Figure data in JSON
--

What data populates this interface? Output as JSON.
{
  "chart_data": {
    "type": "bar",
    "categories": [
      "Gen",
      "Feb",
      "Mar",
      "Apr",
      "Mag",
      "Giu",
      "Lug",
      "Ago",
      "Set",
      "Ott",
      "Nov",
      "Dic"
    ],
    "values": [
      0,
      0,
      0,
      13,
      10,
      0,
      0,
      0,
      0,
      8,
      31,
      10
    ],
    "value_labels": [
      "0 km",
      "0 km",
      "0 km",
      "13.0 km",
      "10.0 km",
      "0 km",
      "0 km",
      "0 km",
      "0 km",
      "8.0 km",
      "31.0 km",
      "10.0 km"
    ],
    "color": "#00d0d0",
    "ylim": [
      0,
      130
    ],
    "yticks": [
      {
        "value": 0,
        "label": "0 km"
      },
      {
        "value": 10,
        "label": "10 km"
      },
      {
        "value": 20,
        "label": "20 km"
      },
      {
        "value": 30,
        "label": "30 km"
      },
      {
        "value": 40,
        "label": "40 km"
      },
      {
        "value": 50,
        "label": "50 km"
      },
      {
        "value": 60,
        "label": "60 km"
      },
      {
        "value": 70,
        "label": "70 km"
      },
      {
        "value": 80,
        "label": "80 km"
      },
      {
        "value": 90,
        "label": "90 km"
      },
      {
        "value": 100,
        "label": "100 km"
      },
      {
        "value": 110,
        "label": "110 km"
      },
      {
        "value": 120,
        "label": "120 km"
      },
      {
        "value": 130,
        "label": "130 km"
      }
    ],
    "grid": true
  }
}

--

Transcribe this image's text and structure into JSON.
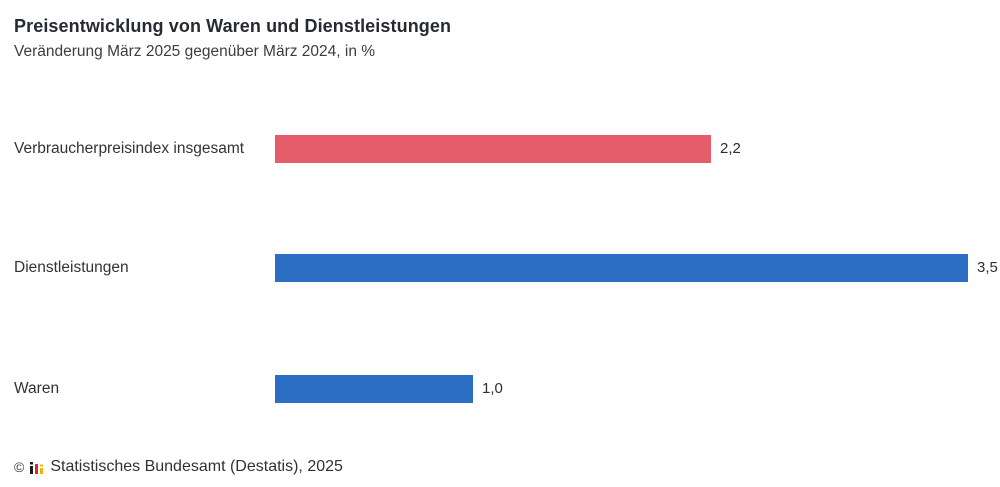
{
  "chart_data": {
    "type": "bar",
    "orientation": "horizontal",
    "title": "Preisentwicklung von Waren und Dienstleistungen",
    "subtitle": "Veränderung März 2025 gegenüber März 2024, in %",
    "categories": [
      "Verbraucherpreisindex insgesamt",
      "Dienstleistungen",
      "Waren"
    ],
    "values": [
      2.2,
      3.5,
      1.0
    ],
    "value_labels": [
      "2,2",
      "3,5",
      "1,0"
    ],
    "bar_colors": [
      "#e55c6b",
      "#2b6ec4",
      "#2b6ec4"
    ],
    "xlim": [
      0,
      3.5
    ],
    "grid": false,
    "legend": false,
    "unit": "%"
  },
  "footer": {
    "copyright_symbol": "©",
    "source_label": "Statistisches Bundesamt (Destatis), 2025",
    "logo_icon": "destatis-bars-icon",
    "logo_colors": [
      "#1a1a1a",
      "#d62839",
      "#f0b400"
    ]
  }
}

--

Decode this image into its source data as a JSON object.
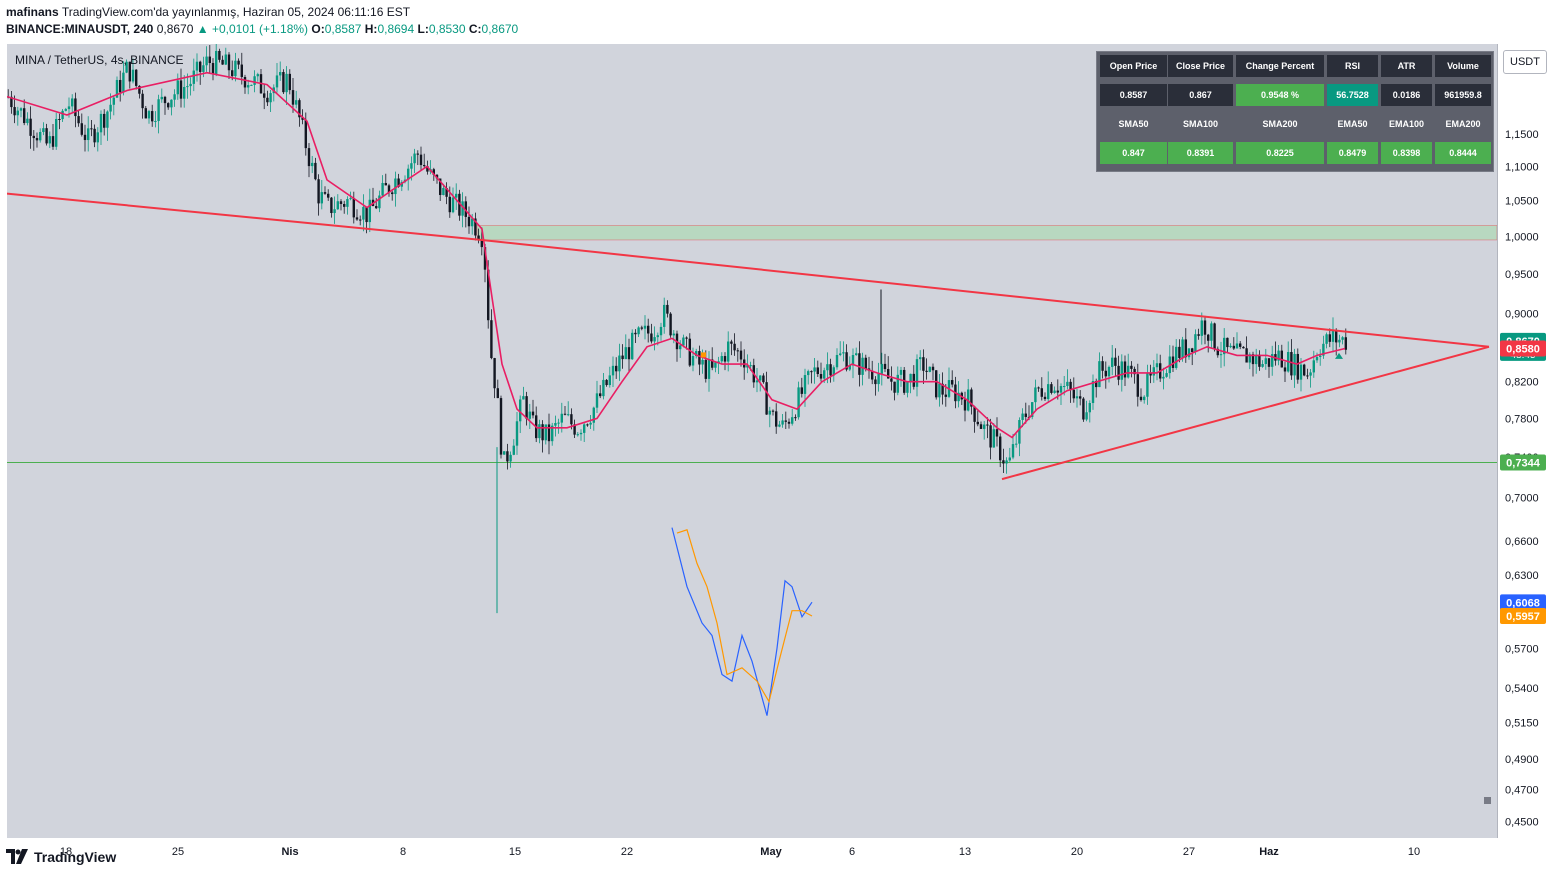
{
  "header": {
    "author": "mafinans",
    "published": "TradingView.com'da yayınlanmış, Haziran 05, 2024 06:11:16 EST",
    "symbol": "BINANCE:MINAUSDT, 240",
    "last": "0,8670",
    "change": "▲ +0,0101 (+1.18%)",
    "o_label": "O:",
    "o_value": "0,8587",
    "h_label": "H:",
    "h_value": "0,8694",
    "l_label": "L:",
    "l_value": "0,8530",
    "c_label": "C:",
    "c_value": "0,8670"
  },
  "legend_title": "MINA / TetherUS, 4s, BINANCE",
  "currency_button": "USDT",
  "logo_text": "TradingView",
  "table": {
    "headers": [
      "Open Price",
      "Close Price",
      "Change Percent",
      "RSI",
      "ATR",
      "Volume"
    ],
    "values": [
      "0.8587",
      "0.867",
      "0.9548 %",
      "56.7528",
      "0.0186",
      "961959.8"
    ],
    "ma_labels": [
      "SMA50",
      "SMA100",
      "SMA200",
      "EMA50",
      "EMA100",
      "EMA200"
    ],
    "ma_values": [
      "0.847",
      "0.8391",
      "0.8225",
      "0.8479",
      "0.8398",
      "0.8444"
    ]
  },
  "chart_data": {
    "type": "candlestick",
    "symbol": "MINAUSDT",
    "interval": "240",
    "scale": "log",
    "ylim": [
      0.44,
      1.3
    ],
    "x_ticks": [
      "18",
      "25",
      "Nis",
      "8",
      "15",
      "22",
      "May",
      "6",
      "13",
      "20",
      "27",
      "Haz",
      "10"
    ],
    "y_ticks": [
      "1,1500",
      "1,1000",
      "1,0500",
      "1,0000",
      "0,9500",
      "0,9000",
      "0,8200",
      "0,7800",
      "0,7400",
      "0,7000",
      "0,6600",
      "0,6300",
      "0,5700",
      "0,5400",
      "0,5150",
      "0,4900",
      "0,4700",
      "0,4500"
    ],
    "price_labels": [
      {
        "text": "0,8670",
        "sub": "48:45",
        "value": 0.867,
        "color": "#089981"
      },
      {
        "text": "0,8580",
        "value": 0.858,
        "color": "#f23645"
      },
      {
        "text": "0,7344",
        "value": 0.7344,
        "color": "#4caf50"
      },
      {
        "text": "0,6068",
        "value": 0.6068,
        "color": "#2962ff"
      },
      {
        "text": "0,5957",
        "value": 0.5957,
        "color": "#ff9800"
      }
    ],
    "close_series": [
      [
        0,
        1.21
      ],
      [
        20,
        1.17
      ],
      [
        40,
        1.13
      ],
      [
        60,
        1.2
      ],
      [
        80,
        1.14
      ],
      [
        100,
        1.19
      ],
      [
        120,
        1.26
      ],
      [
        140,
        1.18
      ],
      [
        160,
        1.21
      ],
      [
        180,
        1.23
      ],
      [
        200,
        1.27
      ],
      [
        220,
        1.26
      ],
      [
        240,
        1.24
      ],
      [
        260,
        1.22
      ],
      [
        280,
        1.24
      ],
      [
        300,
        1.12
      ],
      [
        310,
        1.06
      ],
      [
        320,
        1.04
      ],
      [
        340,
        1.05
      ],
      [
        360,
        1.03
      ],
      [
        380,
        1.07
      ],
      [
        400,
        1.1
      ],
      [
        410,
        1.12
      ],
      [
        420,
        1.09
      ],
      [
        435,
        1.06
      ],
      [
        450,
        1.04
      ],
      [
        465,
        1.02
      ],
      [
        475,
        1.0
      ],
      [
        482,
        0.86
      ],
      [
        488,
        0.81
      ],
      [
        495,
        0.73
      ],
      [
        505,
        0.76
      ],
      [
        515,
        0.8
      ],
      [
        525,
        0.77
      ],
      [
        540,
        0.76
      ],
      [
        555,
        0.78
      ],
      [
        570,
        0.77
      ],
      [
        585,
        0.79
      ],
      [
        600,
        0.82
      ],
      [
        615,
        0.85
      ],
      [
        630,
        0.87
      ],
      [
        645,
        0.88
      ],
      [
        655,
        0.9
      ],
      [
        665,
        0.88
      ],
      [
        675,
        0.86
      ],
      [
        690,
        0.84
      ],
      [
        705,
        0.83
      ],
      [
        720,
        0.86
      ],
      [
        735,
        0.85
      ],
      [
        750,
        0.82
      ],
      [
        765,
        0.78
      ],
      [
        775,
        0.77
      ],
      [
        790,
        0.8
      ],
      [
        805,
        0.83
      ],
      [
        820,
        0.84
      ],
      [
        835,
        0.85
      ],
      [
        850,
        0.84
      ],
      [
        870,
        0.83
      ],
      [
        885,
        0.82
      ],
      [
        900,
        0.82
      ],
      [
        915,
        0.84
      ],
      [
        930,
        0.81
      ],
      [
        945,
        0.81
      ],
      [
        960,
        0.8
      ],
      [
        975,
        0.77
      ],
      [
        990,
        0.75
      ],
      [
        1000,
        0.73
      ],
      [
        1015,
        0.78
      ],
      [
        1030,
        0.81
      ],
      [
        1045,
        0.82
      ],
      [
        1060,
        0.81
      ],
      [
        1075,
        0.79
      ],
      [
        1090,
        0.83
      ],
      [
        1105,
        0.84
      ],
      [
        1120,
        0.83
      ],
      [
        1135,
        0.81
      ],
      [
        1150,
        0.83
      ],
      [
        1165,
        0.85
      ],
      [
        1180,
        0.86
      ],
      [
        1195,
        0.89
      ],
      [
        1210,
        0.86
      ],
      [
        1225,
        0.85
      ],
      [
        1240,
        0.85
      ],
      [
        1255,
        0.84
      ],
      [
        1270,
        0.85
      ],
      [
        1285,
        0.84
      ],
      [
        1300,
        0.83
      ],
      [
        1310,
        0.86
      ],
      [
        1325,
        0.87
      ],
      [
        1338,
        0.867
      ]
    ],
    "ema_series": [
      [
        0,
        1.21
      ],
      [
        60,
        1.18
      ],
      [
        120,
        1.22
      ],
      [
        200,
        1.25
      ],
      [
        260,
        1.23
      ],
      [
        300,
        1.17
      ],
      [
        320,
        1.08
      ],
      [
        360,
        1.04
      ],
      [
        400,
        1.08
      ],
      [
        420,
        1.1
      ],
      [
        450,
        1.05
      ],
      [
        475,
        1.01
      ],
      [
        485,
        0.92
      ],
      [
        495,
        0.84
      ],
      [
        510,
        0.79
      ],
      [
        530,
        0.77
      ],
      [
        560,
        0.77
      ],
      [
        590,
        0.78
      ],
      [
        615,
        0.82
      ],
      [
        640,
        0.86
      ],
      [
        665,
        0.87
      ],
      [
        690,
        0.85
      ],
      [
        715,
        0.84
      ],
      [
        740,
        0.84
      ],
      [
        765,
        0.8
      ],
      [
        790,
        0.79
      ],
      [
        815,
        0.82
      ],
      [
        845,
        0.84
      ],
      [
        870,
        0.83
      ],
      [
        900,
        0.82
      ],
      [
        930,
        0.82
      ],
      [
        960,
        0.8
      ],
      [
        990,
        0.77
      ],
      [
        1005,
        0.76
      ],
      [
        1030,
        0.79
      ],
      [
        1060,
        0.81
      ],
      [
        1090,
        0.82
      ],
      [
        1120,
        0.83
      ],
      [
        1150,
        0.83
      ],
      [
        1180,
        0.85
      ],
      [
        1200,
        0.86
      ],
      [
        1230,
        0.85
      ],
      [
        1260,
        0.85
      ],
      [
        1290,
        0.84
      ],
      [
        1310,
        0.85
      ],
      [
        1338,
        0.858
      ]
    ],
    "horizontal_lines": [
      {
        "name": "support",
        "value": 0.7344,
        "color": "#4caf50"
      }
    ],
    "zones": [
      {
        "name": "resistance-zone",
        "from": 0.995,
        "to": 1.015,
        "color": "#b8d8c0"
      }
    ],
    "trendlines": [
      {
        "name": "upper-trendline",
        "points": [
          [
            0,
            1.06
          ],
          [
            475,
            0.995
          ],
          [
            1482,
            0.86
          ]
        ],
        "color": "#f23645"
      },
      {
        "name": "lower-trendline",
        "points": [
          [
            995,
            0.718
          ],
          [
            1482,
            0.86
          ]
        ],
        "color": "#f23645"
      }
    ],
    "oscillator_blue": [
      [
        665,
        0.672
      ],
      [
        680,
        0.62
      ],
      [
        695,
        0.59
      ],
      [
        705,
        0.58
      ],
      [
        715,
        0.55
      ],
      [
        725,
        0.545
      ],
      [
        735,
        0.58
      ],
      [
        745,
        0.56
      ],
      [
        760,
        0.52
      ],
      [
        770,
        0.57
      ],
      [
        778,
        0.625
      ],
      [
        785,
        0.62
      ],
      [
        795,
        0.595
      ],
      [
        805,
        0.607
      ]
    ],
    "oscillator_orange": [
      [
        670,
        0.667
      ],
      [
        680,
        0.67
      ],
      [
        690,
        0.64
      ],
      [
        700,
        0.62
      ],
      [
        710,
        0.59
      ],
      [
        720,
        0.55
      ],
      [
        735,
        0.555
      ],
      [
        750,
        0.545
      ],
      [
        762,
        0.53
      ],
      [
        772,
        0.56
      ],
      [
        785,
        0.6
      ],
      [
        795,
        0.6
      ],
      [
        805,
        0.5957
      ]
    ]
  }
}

--

Goal
Look for "MINAUSDT" and pull out every line that has it.

Response to the exercise
    "symbol": "BINANCE:MINAUSDT, 240",
    "symbol": "MINAUSDT",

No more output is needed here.